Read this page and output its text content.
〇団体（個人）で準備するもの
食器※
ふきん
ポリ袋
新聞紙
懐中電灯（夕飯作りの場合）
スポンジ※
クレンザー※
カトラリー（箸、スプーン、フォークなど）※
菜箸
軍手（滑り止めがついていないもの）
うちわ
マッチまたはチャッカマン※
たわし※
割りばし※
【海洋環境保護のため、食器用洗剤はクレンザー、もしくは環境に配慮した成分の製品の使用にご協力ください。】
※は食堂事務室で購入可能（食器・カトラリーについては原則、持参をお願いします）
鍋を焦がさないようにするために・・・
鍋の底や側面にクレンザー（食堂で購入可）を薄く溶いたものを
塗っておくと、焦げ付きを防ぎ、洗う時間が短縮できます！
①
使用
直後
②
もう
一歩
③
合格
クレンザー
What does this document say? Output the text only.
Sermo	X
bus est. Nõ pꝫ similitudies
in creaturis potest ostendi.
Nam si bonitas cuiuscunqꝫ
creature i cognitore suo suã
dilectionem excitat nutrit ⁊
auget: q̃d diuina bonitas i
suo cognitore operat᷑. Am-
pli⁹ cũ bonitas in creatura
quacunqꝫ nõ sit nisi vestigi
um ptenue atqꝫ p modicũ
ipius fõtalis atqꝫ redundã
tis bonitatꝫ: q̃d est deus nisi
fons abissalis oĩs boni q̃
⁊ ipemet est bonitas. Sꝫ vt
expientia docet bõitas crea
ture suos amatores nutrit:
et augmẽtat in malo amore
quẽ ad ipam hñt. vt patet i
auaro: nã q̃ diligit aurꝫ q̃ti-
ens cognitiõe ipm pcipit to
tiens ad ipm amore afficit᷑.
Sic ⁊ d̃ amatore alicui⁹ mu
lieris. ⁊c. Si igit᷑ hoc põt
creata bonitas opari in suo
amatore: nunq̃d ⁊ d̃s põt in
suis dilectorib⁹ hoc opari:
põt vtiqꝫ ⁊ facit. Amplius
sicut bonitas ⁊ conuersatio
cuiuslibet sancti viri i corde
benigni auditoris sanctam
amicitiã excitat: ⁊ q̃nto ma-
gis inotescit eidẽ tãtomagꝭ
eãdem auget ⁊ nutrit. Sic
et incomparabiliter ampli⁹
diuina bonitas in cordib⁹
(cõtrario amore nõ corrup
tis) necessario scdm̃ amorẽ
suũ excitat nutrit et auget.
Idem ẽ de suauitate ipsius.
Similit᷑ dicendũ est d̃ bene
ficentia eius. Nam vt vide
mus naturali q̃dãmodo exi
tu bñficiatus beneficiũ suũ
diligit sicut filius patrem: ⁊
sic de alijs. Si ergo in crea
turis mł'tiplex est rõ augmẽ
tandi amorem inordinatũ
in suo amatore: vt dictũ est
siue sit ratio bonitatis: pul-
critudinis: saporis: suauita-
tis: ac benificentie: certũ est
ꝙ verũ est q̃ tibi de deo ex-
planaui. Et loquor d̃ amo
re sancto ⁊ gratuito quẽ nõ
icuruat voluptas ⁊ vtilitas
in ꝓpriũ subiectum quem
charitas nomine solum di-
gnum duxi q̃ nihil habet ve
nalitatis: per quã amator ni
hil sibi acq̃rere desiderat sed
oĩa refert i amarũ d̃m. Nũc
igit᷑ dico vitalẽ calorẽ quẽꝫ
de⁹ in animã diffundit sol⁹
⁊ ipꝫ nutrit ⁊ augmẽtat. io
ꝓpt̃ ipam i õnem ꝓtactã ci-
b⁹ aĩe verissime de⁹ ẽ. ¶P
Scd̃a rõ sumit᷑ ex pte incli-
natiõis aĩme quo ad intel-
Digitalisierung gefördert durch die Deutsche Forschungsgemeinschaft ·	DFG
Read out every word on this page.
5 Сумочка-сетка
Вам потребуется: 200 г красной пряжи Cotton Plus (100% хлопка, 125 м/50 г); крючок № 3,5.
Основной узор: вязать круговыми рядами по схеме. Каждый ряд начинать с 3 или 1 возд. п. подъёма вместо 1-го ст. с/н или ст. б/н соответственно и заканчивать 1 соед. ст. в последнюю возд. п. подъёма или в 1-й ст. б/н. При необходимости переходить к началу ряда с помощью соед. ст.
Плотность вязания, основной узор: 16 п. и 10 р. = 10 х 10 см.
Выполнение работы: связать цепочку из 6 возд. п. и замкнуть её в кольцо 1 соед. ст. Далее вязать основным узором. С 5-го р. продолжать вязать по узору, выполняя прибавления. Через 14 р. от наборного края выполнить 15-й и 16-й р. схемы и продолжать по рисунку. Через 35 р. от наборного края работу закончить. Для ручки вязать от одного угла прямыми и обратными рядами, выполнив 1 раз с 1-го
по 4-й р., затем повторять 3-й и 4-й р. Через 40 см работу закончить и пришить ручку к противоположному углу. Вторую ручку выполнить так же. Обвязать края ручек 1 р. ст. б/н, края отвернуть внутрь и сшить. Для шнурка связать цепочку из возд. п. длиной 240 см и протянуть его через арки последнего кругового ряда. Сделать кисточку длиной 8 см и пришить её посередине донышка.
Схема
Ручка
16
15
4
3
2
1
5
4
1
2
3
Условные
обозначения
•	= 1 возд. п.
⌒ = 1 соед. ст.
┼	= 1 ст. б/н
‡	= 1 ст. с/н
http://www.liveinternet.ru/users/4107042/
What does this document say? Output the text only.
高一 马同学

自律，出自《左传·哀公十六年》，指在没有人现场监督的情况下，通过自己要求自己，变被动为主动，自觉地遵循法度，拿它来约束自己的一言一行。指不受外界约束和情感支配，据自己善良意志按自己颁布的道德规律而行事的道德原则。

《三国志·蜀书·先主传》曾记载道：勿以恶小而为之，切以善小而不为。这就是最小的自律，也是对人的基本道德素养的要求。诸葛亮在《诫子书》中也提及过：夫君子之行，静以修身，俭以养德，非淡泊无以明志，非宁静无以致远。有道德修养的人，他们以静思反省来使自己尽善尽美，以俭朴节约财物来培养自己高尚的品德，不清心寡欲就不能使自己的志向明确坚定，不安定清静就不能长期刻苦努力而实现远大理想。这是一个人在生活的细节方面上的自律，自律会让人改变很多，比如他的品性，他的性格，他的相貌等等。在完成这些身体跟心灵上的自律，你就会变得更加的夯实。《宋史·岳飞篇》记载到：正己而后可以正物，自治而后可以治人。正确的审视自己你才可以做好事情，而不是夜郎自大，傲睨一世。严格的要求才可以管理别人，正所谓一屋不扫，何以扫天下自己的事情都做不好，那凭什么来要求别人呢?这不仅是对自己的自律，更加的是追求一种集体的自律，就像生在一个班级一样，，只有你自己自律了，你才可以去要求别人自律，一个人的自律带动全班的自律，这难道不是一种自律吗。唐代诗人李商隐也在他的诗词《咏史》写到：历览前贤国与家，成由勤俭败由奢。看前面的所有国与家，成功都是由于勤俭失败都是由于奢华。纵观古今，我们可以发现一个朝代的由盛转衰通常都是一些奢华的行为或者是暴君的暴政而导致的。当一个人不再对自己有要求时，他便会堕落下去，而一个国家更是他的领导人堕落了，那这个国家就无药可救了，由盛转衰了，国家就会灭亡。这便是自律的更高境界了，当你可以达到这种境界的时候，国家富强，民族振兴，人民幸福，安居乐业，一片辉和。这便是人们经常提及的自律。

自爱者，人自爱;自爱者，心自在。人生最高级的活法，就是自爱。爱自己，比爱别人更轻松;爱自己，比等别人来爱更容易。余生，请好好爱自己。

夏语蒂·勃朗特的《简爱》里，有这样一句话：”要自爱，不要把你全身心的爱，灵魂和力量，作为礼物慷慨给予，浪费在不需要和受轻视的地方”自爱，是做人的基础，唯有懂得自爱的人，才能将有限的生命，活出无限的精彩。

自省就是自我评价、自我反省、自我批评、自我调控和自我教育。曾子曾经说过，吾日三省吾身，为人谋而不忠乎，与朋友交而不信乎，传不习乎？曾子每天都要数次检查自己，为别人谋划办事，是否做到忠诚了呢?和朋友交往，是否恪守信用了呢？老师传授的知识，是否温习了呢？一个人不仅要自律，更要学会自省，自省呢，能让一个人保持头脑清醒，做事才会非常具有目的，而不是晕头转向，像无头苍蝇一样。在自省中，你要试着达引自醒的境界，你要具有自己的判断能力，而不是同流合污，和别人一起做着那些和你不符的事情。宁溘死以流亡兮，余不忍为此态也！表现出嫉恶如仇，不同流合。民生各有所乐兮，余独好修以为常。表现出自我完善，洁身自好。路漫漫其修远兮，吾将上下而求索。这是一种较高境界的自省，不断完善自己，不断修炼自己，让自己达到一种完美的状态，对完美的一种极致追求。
—————
-- SET PROBLEM --
In the entries above, locate every line with the word "opari" and copy it.

-- ANSWER BELOW --
creata bonitas opari in suo
suis dilectorib⁹ hoc opari:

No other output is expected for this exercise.